── The data ──

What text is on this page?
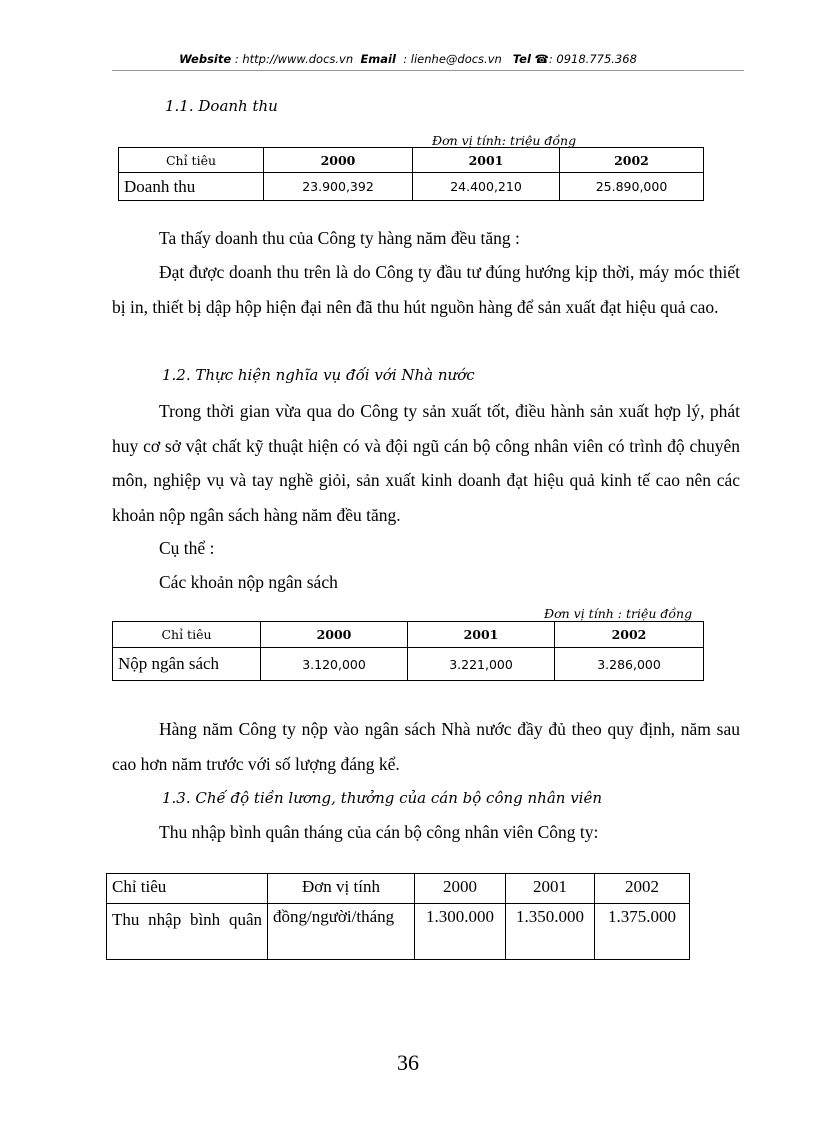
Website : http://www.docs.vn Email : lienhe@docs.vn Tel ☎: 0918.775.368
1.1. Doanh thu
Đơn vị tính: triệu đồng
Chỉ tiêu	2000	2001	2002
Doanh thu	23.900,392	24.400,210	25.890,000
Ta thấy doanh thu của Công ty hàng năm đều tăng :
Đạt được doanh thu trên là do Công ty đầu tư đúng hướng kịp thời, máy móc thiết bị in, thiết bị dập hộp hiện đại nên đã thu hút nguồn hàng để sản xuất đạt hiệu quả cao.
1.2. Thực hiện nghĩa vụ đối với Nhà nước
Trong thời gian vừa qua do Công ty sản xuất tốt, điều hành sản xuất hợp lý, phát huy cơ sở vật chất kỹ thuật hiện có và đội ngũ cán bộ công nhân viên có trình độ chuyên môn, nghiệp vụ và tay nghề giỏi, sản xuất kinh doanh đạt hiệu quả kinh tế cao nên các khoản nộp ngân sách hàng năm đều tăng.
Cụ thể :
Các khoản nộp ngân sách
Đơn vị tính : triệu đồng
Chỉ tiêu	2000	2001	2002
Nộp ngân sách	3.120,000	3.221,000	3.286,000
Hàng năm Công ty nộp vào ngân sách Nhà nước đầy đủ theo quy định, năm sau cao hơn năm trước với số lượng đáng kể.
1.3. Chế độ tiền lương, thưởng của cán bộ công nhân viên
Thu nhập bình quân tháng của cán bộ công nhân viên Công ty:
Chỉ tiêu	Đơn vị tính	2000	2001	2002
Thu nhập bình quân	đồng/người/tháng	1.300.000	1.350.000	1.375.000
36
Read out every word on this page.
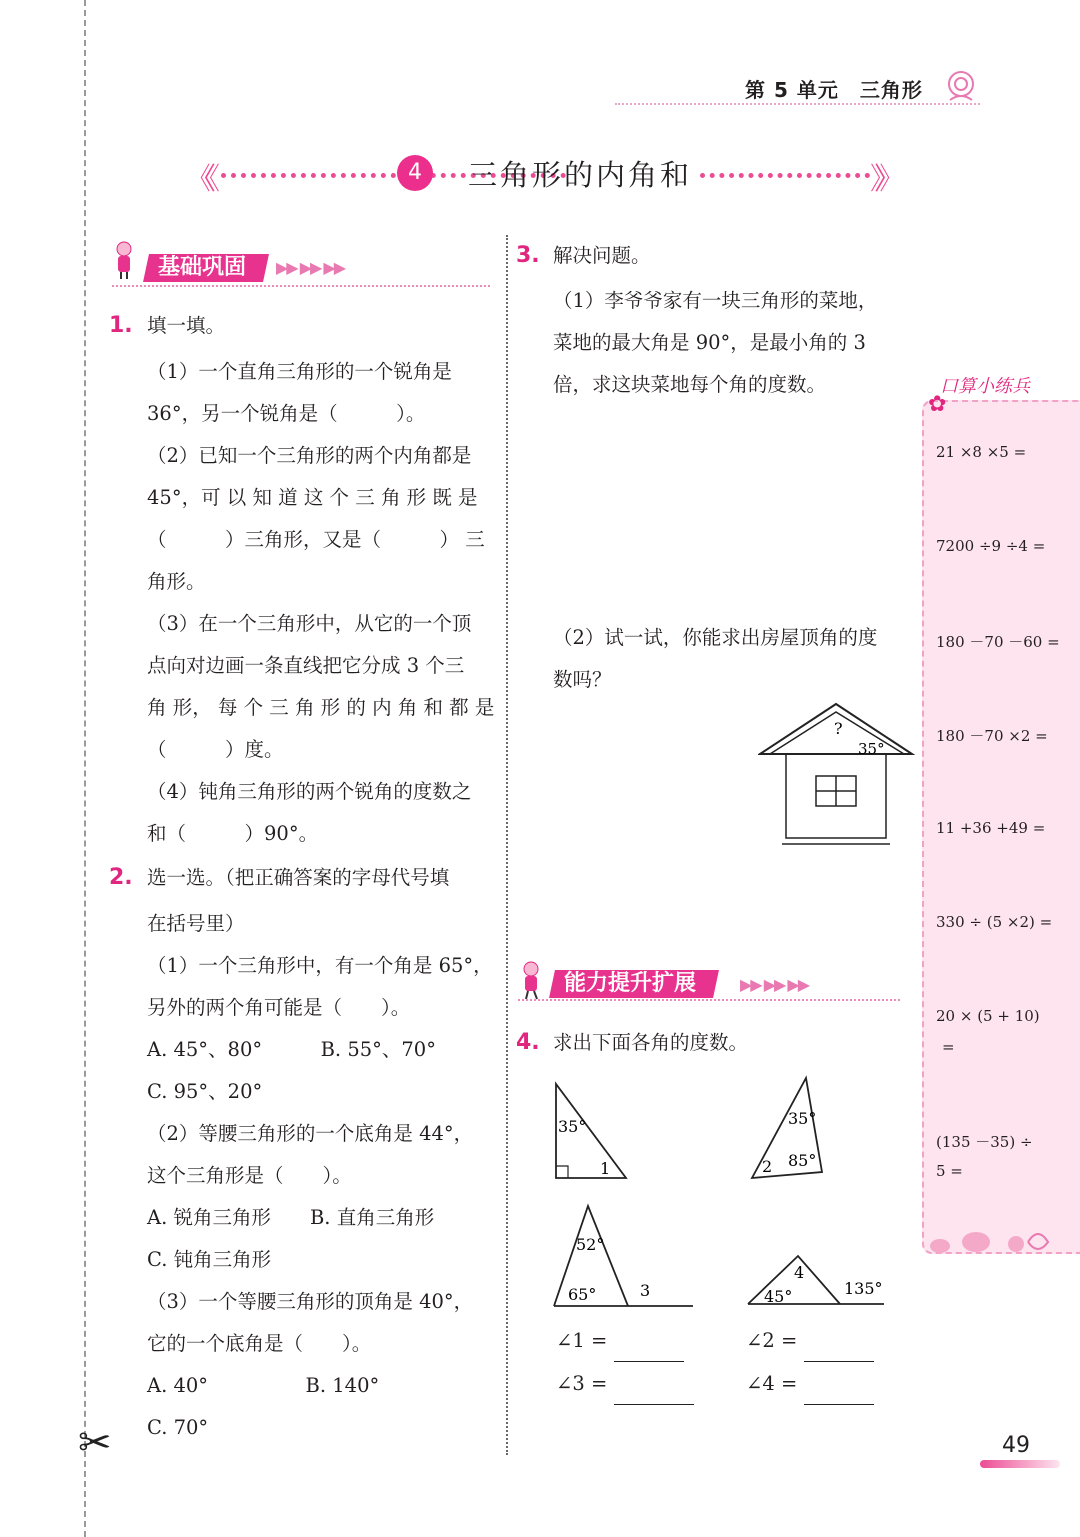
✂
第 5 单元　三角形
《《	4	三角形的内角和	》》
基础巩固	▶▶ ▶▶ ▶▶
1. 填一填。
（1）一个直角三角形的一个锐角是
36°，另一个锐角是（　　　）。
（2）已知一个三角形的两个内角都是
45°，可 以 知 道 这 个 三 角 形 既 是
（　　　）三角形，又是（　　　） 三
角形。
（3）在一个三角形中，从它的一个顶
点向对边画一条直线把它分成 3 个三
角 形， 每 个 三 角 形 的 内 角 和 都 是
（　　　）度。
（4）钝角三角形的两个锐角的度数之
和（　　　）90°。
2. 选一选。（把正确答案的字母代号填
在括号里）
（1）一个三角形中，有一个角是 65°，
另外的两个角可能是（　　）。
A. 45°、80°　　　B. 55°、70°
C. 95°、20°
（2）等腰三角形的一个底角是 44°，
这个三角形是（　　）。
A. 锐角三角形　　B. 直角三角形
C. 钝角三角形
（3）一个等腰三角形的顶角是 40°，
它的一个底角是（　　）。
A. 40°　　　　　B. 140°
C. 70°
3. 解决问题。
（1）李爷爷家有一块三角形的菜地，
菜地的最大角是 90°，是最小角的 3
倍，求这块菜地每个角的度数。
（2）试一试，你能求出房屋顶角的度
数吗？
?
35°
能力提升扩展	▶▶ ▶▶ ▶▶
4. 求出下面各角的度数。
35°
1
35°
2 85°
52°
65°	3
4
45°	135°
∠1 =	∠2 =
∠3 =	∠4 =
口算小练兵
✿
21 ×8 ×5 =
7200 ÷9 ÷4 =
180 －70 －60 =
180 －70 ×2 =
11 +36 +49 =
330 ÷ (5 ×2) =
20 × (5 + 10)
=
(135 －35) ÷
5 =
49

───
── The data ──

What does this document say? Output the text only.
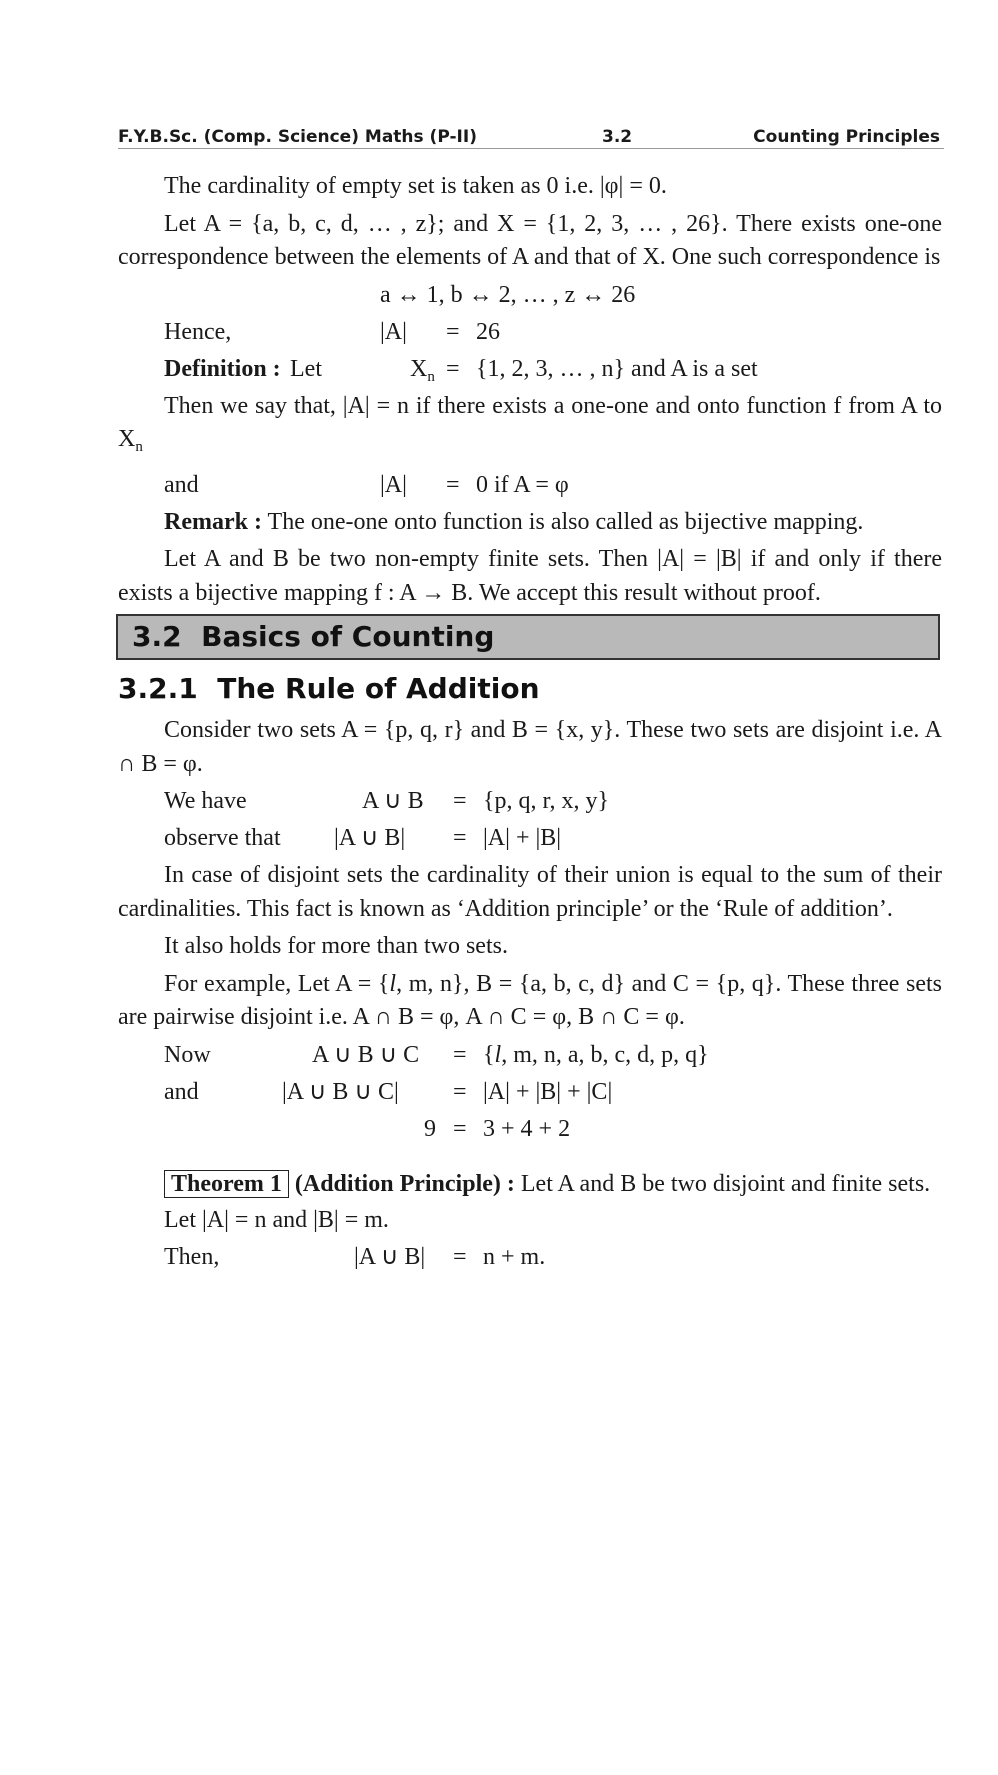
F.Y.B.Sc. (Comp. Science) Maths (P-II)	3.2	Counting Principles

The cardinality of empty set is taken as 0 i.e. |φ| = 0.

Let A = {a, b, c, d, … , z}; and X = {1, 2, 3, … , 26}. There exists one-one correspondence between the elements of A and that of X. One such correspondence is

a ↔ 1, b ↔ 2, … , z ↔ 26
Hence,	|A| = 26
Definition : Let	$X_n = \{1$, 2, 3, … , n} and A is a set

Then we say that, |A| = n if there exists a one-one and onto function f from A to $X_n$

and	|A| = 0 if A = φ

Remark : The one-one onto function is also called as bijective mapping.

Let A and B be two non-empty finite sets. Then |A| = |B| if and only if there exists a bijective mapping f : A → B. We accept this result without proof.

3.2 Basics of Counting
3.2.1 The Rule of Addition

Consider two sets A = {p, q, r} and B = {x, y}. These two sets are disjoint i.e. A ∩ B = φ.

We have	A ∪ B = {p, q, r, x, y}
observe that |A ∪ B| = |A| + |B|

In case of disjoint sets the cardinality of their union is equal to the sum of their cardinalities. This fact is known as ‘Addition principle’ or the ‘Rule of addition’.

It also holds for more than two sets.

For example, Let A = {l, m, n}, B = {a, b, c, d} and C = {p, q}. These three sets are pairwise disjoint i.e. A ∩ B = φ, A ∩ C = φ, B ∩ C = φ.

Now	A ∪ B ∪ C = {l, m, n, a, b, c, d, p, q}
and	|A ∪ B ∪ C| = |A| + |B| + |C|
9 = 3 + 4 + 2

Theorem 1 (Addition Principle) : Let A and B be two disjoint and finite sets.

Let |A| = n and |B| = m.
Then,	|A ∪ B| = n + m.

───
── The data ──

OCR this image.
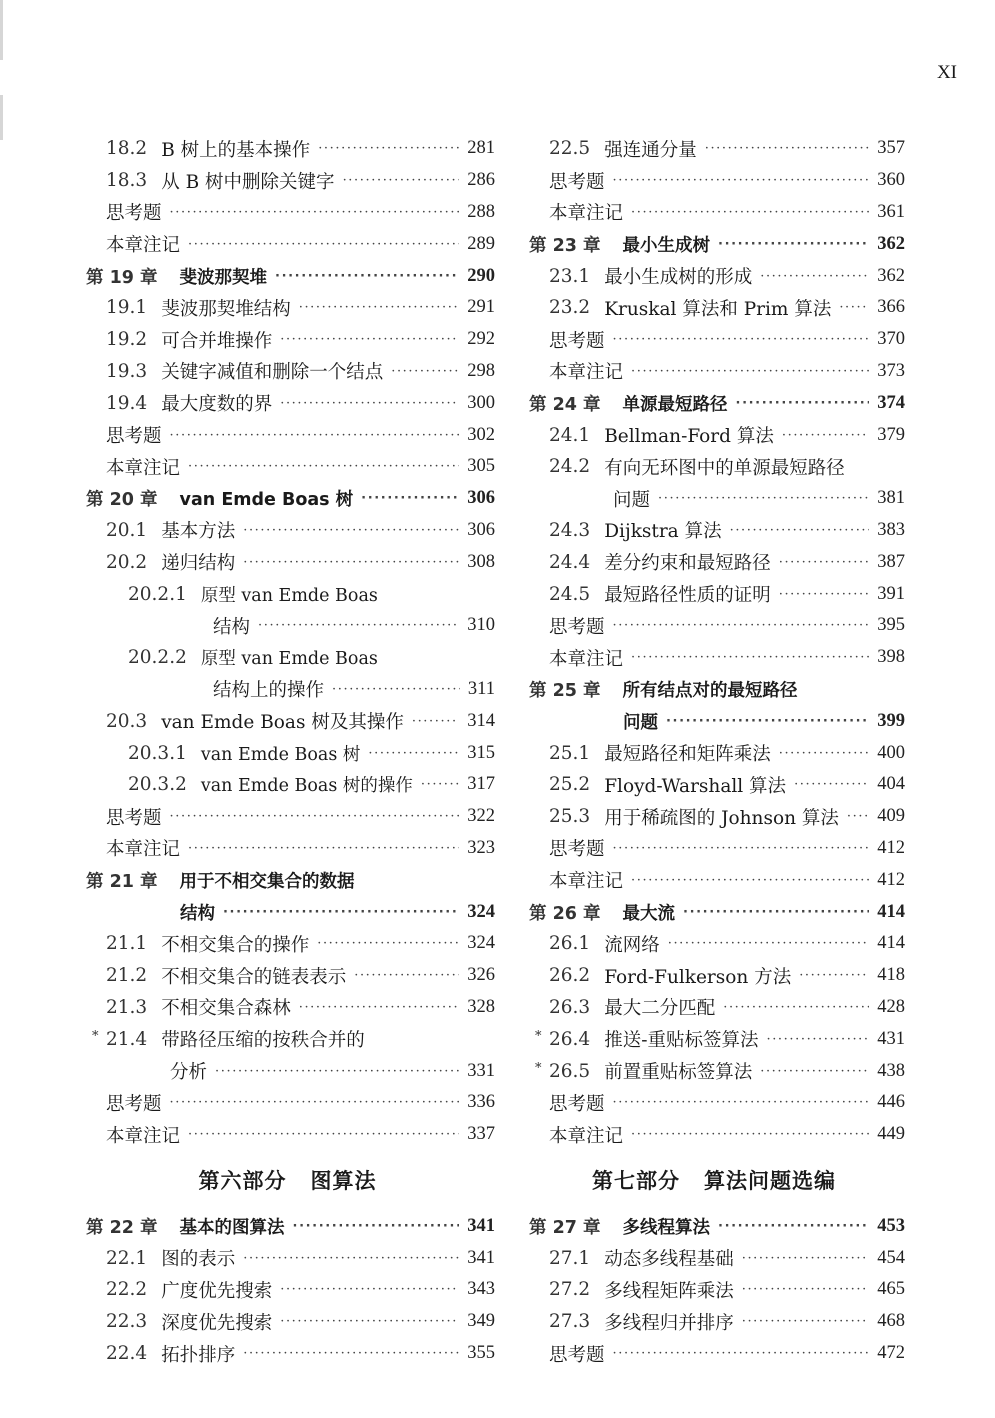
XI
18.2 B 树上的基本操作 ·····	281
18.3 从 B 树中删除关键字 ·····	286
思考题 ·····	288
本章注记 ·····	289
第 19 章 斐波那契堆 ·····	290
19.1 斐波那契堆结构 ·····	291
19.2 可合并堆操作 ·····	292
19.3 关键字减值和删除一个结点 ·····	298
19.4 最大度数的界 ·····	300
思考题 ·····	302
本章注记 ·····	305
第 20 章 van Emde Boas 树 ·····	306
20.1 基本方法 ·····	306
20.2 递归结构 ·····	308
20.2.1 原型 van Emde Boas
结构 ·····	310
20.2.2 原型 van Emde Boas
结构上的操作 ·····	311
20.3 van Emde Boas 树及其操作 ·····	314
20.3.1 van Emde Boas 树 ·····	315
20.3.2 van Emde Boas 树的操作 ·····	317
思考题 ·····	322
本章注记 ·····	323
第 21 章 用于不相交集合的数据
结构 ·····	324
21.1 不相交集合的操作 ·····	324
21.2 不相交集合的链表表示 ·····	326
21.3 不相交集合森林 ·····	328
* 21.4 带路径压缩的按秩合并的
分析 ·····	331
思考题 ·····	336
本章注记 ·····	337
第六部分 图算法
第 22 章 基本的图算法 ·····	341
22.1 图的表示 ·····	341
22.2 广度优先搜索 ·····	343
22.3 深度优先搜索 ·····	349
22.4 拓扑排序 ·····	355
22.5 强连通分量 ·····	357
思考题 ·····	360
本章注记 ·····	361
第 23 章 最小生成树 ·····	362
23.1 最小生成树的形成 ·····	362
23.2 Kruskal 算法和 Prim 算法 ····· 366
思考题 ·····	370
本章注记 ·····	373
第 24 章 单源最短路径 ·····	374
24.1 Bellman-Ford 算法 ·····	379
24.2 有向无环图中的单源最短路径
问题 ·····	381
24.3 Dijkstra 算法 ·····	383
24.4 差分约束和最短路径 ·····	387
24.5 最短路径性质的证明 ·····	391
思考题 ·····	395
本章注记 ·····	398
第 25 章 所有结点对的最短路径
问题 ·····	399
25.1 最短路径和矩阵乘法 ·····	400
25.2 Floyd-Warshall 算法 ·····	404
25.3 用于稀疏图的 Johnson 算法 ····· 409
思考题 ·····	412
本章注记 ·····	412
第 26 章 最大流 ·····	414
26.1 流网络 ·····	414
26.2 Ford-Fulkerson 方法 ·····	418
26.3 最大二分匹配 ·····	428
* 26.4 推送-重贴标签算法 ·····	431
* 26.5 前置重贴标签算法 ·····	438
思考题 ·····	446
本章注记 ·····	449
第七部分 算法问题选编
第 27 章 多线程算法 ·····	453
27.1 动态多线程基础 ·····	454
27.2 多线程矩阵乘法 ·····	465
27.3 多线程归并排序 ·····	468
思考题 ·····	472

───

- [What you are asked to do]
Copy out all lines that carry the word "Then".

- [Response to this exercise]
Then we say that, |A| = n if there exists a one-one and onto function f from A to $X_n$
Let A and B be two non-empty finite sets. Then |A| = |B| if and only if there exists a bijective mapping f : A → B. We accept this result without proof.
Then,	|A ∪ B| = n + m.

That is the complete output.